● **Exercise**: Count the lines in the data below where the string "JSON" occurs, please, and give the number alone.

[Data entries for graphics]
──────────
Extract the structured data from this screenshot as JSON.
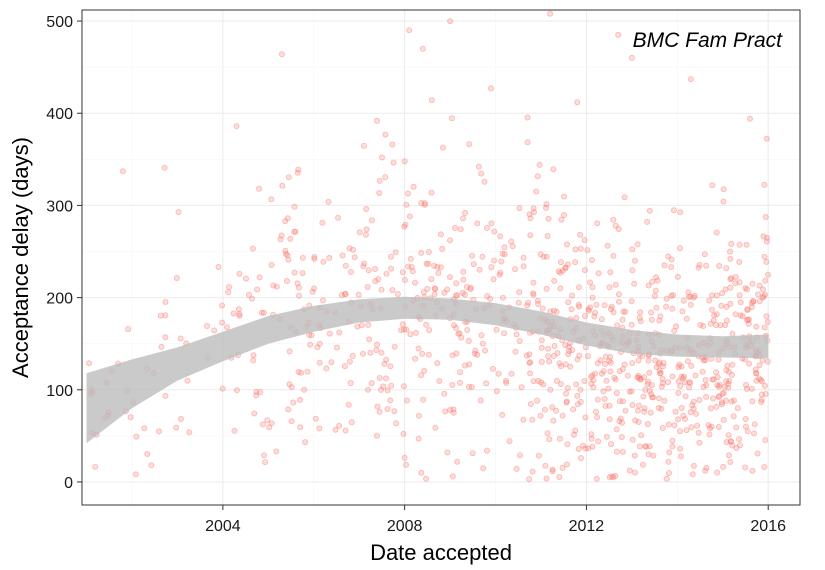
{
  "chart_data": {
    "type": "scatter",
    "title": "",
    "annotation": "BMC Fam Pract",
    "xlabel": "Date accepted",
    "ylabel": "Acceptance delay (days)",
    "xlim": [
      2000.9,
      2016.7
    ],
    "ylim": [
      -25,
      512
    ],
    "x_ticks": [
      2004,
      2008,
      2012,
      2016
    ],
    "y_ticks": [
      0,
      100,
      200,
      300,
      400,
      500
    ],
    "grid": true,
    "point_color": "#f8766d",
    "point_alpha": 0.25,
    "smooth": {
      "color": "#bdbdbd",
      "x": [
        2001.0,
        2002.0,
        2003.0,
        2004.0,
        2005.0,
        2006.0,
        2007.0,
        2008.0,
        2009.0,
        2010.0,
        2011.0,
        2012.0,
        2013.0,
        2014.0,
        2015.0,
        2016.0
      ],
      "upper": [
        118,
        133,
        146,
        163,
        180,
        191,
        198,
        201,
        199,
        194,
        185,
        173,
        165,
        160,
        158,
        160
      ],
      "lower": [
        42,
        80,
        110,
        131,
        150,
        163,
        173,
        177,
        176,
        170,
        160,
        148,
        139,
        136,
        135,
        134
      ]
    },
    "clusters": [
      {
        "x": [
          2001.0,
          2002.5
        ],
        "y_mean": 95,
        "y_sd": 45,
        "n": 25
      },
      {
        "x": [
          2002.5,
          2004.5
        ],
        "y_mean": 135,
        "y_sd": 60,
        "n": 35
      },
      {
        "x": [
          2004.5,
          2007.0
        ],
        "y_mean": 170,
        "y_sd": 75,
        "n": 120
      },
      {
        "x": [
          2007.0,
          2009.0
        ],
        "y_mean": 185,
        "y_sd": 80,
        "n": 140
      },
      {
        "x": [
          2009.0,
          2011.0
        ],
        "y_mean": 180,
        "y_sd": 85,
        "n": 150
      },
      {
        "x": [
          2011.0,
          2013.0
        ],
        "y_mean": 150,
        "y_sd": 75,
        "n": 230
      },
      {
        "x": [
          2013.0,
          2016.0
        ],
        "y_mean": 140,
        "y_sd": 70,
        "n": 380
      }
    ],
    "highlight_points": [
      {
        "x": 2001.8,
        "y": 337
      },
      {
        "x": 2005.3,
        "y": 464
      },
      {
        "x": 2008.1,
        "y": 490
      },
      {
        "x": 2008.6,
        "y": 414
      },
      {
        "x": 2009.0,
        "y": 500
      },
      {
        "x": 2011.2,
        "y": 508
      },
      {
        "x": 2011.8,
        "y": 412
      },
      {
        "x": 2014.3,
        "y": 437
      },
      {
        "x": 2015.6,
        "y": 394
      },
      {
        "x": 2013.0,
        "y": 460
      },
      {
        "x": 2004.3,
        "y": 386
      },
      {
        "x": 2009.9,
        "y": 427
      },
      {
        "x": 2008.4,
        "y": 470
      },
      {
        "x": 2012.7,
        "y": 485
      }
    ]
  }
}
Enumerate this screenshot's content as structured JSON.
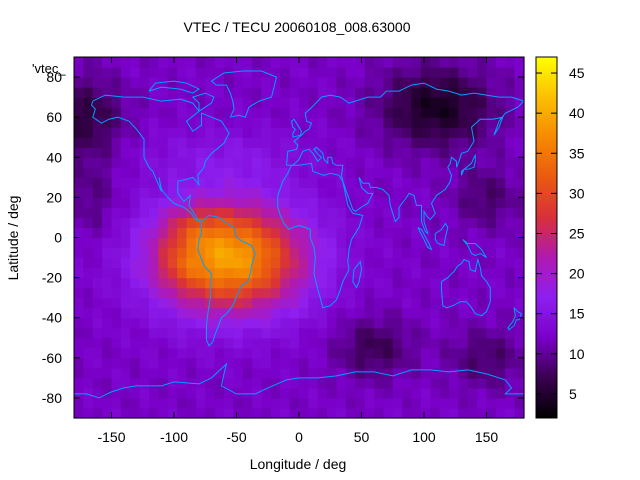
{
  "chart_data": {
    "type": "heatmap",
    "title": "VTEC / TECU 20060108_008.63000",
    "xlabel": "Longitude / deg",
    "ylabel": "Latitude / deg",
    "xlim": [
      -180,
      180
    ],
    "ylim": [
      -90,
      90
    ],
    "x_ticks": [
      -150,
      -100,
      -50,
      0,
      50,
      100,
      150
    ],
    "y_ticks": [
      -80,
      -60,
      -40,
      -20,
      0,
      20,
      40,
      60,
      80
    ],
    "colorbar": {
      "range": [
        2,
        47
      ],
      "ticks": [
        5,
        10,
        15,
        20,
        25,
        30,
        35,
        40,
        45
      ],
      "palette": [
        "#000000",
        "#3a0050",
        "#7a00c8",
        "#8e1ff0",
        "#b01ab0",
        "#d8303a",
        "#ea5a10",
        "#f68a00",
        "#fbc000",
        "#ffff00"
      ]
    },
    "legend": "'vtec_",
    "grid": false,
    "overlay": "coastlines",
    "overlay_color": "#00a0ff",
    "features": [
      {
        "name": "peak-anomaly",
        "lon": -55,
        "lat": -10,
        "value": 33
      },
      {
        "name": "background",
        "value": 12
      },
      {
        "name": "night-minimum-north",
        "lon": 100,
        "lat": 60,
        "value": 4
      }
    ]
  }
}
──────────
● **Response to the exercise**: 2